Problem details:
Retype each line of the material exactly, please, skipping any picture in it.

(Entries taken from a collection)
____________________

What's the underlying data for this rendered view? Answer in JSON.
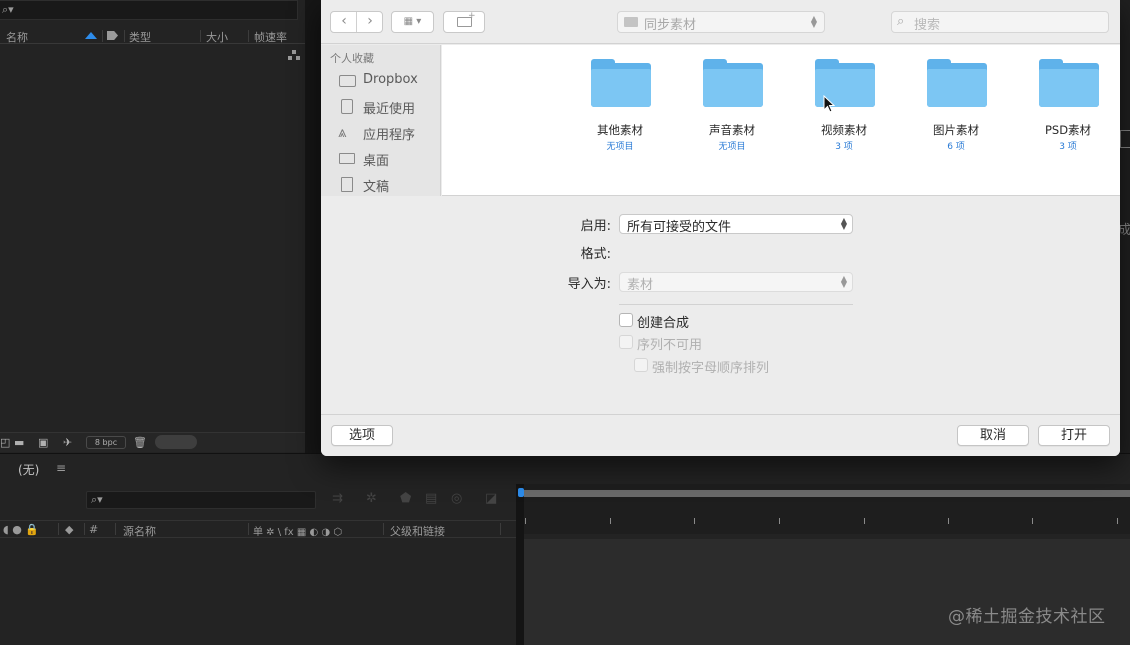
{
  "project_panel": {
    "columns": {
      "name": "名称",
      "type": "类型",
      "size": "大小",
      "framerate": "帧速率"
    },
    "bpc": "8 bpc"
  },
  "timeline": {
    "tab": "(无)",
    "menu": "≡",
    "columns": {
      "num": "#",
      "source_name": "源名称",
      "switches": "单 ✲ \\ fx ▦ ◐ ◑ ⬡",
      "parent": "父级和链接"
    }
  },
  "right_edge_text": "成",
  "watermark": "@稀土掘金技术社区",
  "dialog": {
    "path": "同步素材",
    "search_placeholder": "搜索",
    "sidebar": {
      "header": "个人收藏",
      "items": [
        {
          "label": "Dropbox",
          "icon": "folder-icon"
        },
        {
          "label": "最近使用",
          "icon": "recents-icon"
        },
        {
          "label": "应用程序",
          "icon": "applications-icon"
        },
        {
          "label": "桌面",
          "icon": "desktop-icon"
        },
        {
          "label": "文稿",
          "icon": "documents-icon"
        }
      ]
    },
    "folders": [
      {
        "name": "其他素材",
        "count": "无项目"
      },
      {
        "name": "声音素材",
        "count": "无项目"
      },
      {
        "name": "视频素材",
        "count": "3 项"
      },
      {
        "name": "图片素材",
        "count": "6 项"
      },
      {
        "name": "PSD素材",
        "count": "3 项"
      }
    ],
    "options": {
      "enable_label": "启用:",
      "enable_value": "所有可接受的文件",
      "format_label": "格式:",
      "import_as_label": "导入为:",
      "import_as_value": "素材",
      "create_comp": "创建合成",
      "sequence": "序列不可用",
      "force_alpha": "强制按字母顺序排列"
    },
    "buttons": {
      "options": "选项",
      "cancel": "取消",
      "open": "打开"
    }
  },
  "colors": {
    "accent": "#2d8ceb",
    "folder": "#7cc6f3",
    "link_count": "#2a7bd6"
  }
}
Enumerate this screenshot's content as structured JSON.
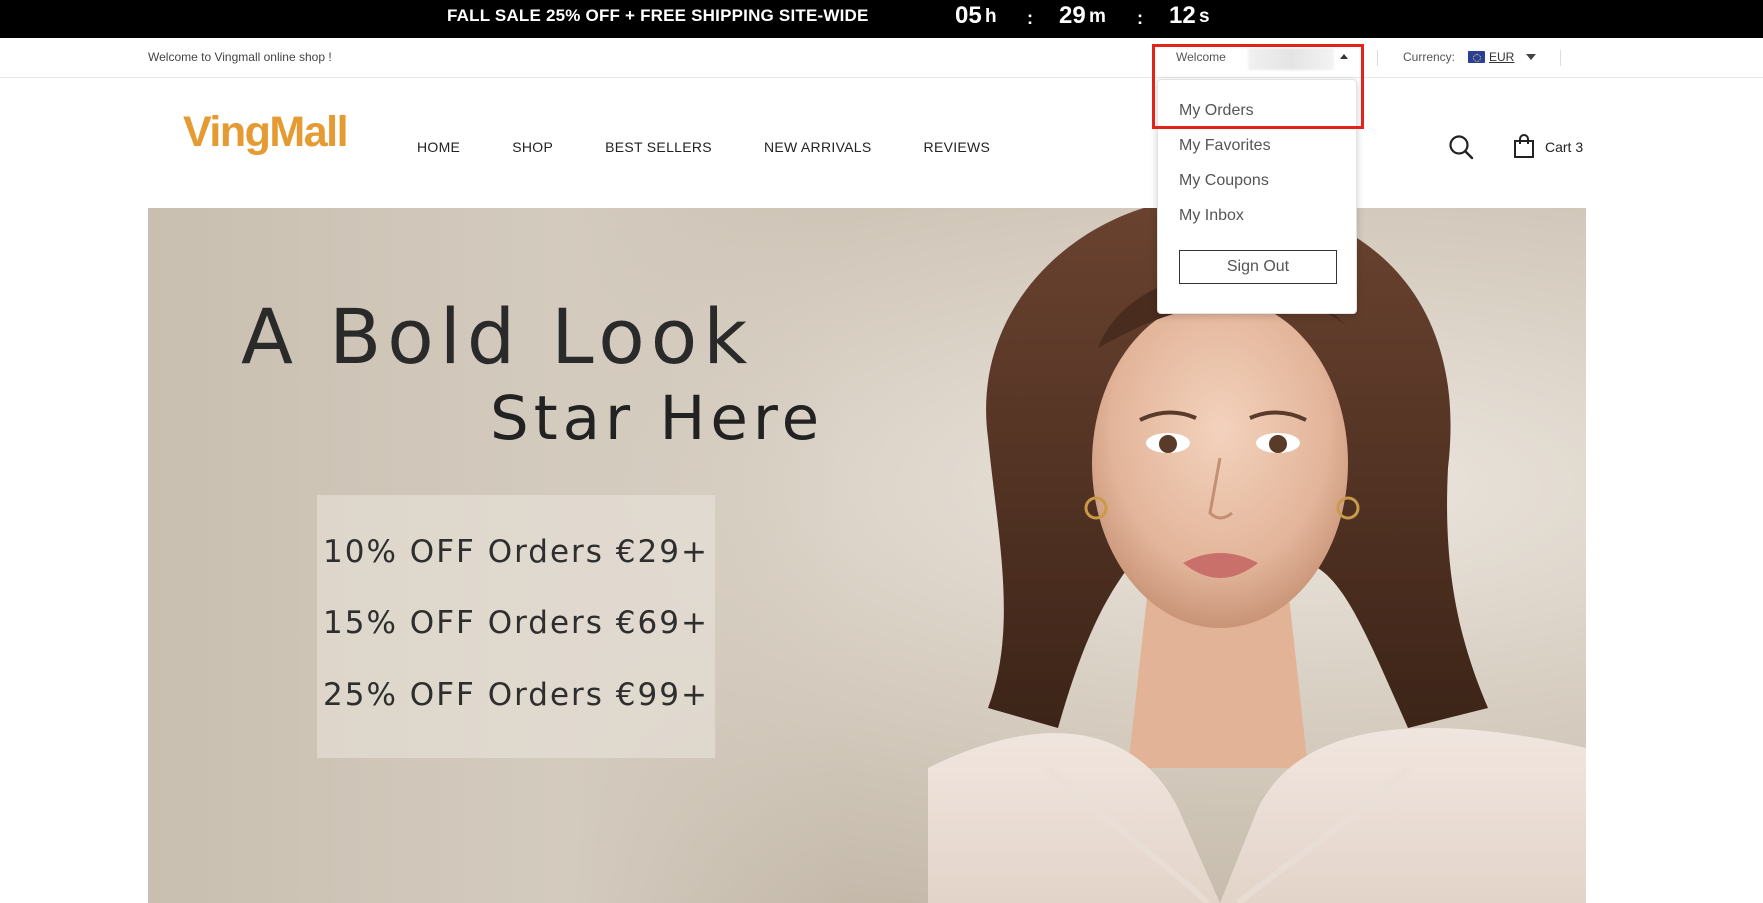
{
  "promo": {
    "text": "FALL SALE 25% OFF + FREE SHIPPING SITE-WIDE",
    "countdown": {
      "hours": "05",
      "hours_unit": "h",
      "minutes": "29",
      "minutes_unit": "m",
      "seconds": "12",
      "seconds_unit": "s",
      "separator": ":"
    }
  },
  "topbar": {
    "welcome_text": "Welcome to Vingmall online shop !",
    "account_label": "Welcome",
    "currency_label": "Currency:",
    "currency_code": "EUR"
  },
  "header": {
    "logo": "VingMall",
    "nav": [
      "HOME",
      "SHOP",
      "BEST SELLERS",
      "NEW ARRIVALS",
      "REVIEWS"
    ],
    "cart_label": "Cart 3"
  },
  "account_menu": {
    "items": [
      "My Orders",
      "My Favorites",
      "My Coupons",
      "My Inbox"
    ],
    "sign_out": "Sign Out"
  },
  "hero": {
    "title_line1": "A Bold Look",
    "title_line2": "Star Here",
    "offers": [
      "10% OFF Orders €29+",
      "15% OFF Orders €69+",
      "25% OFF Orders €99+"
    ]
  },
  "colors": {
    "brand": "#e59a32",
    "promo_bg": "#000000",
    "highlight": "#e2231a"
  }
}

____________________

Solution:
What's the underlying data for this rendered view? Answer in JSON.
{
  "project_panel": {
    "columns": {
      "name": "名称",
      "type": "类型",
      "size": "大小",
      "framerate": "帧速率"
    },
    "bpc": "8 bpc"
  },
  "timeline": {
    "tab": "(无)",
    "menu": "≡",
    "columns": {
      "num": "#",
      "source_name": "源名称",
      "switches": "单 ✲ \\ fx ▦ ◐ ◑ ⬡",
      "parent": "父级和链接"
    }
  },
  "right_edge_text": "成",
  "watermark": "@稀土掘金技术社区",
  "dialog": {
    "path": "同步素材",
    "search_placeholder": "搜索",
    "sidebar": {
      "header": "个人收藏",
      "items": [
        {
          "label": "Dropbox",
          "icon": "folder-icon"
        },
        {
          "label": "最近使用",
          "icon": "recents-icon"
        },
        {
          "label": "应用程序",
          "icon": "applications-icon"
        },
        {
          "label": "桌面",
          "icon": "desktop-icon"
        },
        {
          "label": "文稿",
          "icon": "documents-icon"
        }
      ]
    },
    "folders": [
      {
        "name": "其他素材",
        "count": "无项目"
      },
      {
        "name": "声音素材",
        "count": "无项目"
      },
      {
        "name": "视频素材",
        "count": "3 项"
      },
      {
        "name": "图片素材",
        "count": "6 项"
      },
      {
        "name": "PSD素材",
        "count": "3 项"
      }
    ],
    "options": {
      "enable_label": "启用:",
      "enable_value": "所有可接受的文件",
      "format_label": "格式:",
      "import_as_label": "导入为:",
      "import_as_value": "素材",
      "create_comp": "创建合成",
      "sequence": "序列不可用",
      "force_alpha": "强制按字母顺序排列"
    },
    "buttons": {
      "options": "选项",
      "cancel": "取消",
      "open": "打开"
    }
  },
  "colors": {
    "accent": "#2d8ceb",
    "folder": "#7cc6f3",
    "link_count": "#2a7bd6"
  }
}
Enumerate this screenshot's content as structured JSON.
{
  "promo": {
    "text": "FALL SALE 25% OFF + FREE SHIPPING SITE-WIDE",
    "countdown": {
      "hours": "05",
      "hours_unit": "h",
      "minutes": "29",
      "minutes_unit": "m",
      "seconds": "12",
      "seconds_unit": "s",
      "separator": ":"
    }
  },
  "topbar": {
    "welcome_text": "Welcome to Vingmall online shop !",
    "account_label": "Welcome",
    "currency_label": "Currency:",
    "currency_code": "EUR"
  },
  "header": {
    "logo": "VingMall",
    "nav": [
      "HOME",
      "SHOP",
      "BEST SELLERS",
      "NEW ARRIVALS",
      "REVIEWS"
    ],
    "cart_label": "Cart 3"
  },
  "account_menu": {
    "items": [
      "My Orders",
      "My Favorites",
      "My Coupons",
      "My Inbox"
    ],
    "sign_out": "Sign Out"
  },
  "hero": {
    "title_line1": "A Bold Look",
    "title_line2": "Star Here",
    "offers": [
      "10% OFF Orders €29+",
      "15% OFF Orders €69+",
      "25% OFF Orders €99+"
    ]
  },
  "colors": {
    "brand": "#e59a32",
    "promo_bg": "#000000",
    "highlight": "#e2231a"
  }
}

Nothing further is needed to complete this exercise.